··· TEXTO PROPUESTO ···

En definitiva, se asesinó indiscriminadamente, sin importar la edad, o si estaban enfermos. Los sacerdotes, para los milicianos, eran unos apestados y, por lo tanto, debían ser eliminados. Y lo mismo ocurría con las buenas personas que les refugiaron. Tener un sacerdote en casa y ser descubierto suponía, automáticamente, la muerte. Se llegó a un punto que el sacerdote no contaba para nada. Ni tampoco como víctima.

 

 Conclusiones

 

 Y llegamos a las conclusiones. La persecución religiosa que sufrió España durante la guerra civil, fue el final de un largo periodo que se inició en 1834. Coincidiendo con la I Guerra Carlista, se promulgaron las leyes de exclaustración y desamortización de Mendizábal. Con ellas se redujo el poder que la Iglesia Católica había tenido durante el Antiguo Régimen. Con el pretexto que la nación necesitaba dinero para poder sufragar la guerra, se cambió la propiedad de la tierra. Si, hasta ese momento, la Iglesia había sido la gran propietaria, a partir de entonces, con la compra de esas propiedades, se creaba una nueva clase social: la burguesía. Así pues, esas leyes tuvieron un doble efecto. En primer lugar lo ya citado sobre la Iglesia y, por derivada, apartar a la nobleza de los puestos destacados de la política. Y, como consecuencia de ello, se creó una nueva clase social, la burguesía, que obtuvo privilegios y empezó a gobernar la España que se crearía una vez finalizada la I Guerra Carlista.

 

Un segundo golpe contra la Iglesia fue la segunda serie de leyes de exclaustración y desamortización, esta vez, patrocinadas por Mádoz. Sí todavía quedaba algo en propiedad de la Iglesia, con estas nuevas leyes se la volvía a diezmar. No hubo persecución hacia las personas pero, sí hacia el patrimonio eclesiástico. El Concordato de 1851 sólo fue un espejismo dentro de un periodo marcado por el propósito, de los gobernantes españoles, de hacer callar a la Iglesia y de ensombrecer su imagen. Demasiados años de poder, según ellos, que había condicionado el desarrollo del país. Con la Iglesia apartada del poder, España evolucionaría y estaría a la altura de otros países europeos. Si bien, en algunos periodos esto se consiguió, siempre en el plano económico, con Iglesia o sin ella, se hubiera evolucionado igual. Plagas como la filoxera o la caída de la producción textil fueron claves y sólo la evolución socioeconómica del país tenía la potestad de hacer avanzar o retroceder al país.

··· DATOS ENUMERADOS ···

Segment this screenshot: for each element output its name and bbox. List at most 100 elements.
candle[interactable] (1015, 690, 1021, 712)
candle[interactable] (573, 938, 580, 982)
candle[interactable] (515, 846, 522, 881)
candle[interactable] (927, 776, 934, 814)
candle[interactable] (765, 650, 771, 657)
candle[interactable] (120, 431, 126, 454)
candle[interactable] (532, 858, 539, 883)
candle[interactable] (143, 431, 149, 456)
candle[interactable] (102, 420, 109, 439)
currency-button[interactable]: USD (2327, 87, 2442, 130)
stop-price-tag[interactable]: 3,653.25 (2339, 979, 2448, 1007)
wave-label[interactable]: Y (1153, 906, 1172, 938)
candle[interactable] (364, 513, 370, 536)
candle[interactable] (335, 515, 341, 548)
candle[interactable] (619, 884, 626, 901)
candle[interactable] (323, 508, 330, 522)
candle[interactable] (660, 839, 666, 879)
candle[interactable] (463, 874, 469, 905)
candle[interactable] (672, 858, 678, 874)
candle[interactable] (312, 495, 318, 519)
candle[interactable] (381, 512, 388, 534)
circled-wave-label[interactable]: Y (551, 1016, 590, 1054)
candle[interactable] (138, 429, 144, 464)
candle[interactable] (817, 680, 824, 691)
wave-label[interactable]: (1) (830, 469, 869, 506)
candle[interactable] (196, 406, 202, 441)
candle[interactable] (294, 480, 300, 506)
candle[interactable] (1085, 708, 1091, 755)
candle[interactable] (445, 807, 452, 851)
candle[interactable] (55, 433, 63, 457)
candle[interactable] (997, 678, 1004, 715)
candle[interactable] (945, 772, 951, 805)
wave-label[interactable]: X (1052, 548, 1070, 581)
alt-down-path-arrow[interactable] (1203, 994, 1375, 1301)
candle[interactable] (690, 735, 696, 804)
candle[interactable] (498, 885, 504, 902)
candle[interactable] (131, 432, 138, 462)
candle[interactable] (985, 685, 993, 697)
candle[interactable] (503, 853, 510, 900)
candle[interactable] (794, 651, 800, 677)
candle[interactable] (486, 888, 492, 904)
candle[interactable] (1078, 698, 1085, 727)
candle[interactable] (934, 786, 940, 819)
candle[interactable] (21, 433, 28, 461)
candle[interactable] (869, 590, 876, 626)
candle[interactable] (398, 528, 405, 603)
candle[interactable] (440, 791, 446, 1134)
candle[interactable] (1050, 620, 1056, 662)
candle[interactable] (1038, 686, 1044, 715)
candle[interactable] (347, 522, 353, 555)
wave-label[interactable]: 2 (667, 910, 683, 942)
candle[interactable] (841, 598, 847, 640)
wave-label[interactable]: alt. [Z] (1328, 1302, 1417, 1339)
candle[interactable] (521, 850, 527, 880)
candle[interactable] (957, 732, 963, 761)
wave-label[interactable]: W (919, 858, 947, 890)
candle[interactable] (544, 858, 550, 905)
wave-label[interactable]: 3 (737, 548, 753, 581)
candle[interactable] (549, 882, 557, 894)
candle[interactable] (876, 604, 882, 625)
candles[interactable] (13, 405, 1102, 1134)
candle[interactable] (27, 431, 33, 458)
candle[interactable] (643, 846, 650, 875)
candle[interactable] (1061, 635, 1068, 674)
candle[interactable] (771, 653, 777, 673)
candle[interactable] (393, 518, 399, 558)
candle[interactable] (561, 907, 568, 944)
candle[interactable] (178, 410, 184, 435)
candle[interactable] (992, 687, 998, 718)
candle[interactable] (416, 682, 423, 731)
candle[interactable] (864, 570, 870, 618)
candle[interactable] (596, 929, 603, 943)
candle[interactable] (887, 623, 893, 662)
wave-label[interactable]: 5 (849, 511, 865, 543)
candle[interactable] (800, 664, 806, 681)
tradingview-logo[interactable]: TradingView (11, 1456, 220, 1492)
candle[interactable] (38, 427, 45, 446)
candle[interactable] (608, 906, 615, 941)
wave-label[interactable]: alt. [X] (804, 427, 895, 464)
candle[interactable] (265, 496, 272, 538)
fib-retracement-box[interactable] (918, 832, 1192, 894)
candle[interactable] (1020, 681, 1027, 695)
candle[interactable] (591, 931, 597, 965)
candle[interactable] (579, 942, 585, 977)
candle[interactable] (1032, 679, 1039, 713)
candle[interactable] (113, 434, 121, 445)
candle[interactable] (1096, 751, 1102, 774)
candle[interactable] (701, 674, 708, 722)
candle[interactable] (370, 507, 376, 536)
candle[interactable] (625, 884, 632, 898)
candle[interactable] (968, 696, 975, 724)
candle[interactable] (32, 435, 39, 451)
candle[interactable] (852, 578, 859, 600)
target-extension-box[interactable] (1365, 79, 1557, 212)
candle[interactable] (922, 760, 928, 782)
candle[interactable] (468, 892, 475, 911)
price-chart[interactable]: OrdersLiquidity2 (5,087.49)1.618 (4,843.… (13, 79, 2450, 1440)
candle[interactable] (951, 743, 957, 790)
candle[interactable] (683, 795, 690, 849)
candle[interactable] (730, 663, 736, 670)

···

• _PREGUNTAS_
[A] Indica si cada afirmación concuerda con el texto sobre la persecución religiosa y cita las palabras que lo deciden: (i) las leyes de Mendizábal se promulgaron durante la I Guerra Carlista; (ii) las leyes patrocinadas por Mádoz persiguieron a las personas; (iii) el largo periodo que culminó en la persecución religiosa comenzó en 1851.
[B] Continúa el texto sobre la persecución religiosa en España desde el punto en que se detiene.

• _RESPUESTAS_
[A]
(i) Sí: "Coincidiendo con la I Guerra Carlista, se promulgaron las leyes de exclaustración y desamortización de Mendizábal."
(ii) No: "No hubo persecución hacia las personas pero, sí hacia el patrimonio eclesiástico."
(iii) No: "fue el final de un largo periodo que se inició en 1834."

[B]
 

La Restauración trajo un periodo de calma e, incluso algunos obispos participaron en el congreso y en el senado. Fueron años tranquilos para la Iglesia, pero no tuvieron continuidad. La Semana Trágica de Barcelona marca un punto y aparte en lo que se refiere a la persecución religiosa. Se inicia una nueva etapa en la cual, aparte de patrimonio eclesiástico, se atacó a los religiosos. La llegada de la II República sería la culminación que evolucionó hasta tener su cenit en la guerra civil. La revolución de octubre de 1934 fue la piedra de toque para, posteriormente, perseguir, hasta casi el exterminio total, a religiosos, clero, religiosas y seminaristas. España había dejado de ser católica, como dijo Azaña, y, por ello, se tenía que liquidar a todos aquellos que representaban a Dios en la tierra.

 

Como siempre ocurre, hay manifestaciones que llevan la contraria a los dirigentes políticos. Un ejemplo son las apariciones marianas en Ezquioga durante el año 1932. España había dejado de ser católica, pero, sin embargo, en Ezquioga peregrinaron miles de personas. Esta incongruencia hizo que se determinara que las apariciones eran falsas. Tal vez lo fueran. Ahora bien, ciertas o no, produjeron un milagro: que los creyentes surgieran y que fueran allí. Esto, que era contrario a los preceptos establecidos por los políticos de la II República, no fue entendido. Por eso se persiguió a aquellos que tuvieron la gracia de ver a la Virgen.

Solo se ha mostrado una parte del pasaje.